=== Objective ===
Count every line of the material that holds the string "JSON". Respond with the total only.

=== Data provided ===
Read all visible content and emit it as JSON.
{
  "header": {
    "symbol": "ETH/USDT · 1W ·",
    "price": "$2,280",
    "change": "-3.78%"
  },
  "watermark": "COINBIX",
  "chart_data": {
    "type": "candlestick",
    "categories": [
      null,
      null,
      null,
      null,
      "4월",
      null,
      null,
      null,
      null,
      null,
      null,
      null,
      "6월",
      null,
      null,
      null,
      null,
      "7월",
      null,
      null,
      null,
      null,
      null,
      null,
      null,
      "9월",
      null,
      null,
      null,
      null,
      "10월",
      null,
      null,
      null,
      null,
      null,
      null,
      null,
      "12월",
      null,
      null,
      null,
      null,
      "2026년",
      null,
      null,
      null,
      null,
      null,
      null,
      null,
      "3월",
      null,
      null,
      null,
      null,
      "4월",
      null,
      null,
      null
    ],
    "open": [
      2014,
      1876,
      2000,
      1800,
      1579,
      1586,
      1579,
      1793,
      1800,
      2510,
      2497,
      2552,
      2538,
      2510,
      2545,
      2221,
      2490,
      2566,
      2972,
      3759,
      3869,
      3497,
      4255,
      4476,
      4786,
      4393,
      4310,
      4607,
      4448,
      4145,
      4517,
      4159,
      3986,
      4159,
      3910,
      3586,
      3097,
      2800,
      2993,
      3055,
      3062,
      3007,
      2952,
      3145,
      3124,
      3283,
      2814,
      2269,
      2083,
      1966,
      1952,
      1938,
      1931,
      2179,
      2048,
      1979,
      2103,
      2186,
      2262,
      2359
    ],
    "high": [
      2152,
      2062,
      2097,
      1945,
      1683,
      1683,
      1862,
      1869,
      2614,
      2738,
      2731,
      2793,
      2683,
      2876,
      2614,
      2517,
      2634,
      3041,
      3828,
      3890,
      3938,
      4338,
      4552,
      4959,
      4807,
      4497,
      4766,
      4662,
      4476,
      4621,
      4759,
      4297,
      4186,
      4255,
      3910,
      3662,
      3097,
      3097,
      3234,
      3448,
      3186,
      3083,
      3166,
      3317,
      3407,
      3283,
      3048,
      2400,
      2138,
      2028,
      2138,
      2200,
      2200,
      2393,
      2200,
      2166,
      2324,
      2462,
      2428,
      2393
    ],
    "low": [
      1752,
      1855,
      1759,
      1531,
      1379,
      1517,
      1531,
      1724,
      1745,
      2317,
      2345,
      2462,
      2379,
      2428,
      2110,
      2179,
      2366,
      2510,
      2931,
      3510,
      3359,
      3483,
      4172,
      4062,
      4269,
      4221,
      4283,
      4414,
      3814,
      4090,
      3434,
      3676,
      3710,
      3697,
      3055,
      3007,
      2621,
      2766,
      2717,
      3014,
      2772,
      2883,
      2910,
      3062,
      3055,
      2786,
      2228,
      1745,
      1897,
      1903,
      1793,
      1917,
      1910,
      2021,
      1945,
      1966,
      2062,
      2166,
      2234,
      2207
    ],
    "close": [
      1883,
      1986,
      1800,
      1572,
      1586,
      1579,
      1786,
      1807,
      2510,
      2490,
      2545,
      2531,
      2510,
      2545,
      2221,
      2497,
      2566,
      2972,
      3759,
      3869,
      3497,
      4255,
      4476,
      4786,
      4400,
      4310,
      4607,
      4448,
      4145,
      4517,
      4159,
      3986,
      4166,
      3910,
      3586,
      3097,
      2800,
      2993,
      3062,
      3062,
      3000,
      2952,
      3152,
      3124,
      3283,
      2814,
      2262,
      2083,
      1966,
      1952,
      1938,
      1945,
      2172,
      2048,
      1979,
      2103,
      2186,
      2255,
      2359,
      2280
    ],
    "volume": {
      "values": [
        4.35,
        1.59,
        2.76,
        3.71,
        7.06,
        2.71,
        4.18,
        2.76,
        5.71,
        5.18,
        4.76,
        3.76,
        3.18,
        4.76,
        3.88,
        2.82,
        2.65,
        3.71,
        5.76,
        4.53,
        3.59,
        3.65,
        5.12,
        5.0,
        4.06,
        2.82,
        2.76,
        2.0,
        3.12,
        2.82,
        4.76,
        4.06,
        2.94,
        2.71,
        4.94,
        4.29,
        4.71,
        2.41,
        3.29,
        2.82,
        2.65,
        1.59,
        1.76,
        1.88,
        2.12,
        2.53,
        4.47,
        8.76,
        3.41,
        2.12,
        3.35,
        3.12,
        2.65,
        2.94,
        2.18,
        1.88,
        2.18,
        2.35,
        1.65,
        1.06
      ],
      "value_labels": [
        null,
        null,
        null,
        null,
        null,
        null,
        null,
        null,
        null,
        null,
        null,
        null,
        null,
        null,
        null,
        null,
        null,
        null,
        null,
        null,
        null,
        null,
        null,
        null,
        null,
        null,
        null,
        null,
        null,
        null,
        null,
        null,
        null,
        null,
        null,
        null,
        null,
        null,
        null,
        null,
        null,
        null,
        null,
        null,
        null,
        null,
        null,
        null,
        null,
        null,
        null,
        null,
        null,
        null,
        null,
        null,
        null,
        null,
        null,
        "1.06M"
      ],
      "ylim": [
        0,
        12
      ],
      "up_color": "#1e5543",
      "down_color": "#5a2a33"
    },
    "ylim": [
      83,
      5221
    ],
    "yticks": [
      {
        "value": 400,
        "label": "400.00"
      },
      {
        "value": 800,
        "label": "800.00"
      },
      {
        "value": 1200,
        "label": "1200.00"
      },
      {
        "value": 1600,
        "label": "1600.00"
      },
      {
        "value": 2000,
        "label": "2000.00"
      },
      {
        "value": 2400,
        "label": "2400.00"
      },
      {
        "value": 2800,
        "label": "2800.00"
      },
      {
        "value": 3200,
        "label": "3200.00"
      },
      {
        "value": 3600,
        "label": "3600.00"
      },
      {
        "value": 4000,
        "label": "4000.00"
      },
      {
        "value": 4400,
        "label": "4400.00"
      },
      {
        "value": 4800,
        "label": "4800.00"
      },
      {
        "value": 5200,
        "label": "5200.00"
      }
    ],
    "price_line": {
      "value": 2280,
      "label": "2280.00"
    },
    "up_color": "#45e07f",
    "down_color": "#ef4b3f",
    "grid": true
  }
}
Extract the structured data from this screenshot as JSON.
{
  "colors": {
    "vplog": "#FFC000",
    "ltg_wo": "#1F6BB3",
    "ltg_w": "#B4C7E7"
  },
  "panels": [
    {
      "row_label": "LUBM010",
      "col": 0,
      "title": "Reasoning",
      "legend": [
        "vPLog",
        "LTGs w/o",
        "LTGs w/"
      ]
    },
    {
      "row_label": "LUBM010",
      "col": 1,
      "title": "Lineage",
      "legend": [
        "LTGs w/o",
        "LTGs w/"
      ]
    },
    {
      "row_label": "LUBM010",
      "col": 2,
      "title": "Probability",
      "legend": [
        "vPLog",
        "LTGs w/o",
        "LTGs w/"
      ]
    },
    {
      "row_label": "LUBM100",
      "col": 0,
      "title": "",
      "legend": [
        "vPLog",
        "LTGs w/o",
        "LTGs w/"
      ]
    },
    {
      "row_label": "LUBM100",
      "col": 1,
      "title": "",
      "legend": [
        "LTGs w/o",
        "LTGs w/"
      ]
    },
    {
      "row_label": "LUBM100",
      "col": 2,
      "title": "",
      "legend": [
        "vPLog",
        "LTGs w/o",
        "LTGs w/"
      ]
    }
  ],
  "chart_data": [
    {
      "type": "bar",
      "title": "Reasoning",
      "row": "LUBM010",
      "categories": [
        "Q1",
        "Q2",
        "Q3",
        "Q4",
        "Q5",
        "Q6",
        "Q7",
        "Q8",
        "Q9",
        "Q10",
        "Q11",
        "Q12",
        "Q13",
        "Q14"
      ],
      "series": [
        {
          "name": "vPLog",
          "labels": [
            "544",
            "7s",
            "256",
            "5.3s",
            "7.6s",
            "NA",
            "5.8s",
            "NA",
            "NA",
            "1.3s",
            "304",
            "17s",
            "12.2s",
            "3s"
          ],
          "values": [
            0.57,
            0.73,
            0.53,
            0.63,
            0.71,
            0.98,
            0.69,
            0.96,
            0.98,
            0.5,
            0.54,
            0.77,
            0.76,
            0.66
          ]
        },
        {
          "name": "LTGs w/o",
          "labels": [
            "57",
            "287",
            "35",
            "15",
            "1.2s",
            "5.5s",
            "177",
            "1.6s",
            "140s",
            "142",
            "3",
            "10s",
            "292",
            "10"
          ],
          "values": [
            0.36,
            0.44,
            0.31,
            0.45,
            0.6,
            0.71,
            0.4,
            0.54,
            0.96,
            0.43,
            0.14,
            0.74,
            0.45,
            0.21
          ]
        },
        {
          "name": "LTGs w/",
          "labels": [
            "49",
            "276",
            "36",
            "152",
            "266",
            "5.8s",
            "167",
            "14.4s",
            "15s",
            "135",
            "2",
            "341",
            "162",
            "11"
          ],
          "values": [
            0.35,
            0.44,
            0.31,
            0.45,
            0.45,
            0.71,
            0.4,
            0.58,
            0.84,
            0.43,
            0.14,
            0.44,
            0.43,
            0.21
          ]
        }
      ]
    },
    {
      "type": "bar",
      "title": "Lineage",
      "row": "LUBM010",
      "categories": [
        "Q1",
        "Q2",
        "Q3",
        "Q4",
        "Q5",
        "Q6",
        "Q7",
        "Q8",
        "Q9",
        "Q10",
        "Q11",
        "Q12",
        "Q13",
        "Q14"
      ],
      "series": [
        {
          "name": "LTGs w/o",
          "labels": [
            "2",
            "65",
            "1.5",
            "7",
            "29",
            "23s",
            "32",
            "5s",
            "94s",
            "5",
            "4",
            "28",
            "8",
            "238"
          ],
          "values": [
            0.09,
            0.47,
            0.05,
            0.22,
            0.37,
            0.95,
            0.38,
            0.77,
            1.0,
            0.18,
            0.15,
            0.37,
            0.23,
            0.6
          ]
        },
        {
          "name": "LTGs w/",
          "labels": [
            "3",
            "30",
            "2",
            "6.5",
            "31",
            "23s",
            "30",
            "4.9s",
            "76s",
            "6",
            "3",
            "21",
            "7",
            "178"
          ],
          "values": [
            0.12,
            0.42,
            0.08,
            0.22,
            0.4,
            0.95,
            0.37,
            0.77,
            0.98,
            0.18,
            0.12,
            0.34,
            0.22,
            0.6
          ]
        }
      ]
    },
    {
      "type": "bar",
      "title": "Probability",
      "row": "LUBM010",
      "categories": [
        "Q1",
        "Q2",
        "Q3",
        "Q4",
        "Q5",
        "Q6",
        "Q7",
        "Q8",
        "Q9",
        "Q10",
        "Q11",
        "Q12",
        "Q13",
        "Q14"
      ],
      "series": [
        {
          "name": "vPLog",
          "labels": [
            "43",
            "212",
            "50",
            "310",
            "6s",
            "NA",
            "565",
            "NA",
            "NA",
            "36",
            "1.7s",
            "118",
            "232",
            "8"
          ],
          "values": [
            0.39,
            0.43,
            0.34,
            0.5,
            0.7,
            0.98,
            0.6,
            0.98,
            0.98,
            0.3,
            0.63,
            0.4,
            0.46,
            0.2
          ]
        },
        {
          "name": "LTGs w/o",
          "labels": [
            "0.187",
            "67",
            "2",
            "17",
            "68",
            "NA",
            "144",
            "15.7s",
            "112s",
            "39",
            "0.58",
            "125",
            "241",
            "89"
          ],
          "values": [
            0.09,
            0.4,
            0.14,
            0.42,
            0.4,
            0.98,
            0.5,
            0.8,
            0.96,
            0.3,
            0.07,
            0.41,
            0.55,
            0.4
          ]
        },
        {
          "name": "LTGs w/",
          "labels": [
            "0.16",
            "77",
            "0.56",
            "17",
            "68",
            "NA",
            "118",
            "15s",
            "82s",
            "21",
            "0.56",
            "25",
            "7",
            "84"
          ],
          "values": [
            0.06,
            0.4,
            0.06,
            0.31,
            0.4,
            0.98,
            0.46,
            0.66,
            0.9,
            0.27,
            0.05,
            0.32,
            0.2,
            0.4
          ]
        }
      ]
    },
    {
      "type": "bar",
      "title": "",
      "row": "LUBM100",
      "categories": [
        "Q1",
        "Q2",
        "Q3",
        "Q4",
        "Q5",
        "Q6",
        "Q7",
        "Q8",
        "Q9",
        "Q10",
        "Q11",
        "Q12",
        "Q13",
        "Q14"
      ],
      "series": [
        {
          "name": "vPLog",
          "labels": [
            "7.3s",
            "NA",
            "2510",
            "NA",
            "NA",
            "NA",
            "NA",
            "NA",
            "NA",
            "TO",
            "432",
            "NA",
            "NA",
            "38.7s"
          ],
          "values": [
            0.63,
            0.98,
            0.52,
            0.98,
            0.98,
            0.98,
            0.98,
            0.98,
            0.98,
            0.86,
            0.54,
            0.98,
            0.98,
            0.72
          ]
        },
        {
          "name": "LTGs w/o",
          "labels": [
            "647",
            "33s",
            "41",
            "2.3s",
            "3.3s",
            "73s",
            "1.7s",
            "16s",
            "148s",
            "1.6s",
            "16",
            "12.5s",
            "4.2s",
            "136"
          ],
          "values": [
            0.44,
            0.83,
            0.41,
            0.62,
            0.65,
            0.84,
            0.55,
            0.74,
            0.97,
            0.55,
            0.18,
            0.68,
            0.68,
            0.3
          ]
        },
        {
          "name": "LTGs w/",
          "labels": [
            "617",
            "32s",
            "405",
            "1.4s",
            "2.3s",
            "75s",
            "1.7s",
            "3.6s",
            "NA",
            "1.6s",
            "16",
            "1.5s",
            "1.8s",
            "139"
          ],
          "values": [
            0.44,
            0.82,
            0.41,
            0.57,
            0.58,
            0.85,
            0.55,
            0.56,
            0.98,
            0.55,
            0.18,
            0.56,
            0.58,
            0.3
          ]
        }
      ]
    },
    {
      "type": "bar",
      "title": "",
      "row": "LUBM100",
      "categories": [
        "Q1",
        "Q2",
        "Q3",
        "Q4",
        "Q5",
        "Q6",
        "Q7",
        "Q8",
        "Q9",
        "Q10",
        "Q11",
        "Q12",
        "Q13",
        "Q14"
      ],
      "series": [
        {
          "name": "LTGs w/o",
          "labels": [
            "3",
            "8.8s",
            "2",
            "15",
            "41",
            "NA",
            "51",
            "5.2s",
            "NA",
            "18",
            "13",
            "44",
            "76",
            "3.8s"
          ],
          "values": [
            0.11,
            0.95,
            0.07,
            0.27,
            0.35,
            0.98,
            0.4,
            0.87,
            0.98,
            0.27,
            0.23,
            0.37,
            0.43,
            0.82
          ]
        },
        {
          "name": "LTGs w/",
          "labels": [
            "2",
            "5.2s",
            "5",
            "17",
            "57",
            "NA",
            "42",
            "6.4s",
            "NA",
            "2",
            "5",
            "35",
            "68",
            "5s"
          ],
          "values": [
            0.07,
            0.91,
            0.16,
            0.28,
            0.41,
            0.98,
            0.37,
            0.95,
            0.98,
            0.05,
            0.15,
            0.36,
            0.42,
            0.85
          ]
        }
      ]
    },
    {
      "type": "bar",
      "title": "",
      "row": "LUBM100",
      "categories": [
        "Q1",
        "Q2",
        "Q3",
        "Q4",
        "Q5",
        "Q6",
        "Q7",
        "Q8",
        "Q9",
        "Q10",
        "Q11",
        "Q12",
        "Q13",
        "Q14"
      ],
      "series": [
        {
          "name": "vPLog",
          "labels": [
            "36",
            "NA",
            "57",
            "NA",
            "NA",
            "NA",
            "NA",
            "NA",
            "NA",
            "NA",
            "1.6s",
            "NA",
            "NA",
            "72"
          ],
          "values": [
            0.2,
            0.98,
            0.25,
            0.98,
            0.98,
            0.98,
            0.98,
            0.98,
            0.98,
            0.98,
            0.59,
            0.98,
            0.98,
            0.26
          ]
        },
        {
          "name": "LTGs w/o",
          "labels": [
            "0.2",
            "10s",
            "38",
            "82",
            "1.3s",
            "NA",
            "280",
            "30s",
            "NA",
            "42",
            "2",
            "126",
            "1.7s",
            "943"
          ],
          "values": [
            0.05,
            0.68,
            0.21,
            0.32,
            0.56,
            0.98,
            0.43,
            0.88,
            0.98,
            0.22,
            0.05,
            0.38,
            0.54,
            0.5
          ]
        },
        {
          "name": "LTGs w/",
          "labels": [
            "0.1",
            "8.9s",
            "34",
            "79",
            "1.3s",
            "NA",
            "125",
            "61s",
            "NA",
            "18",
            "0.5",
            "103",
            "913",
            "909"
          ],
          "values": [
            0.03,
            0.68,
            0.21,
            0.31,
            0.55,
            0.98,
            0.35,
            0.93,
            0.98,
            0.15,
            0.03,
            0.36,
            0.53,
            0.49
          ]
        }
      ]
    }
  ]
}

=== Response to the exercise ===
2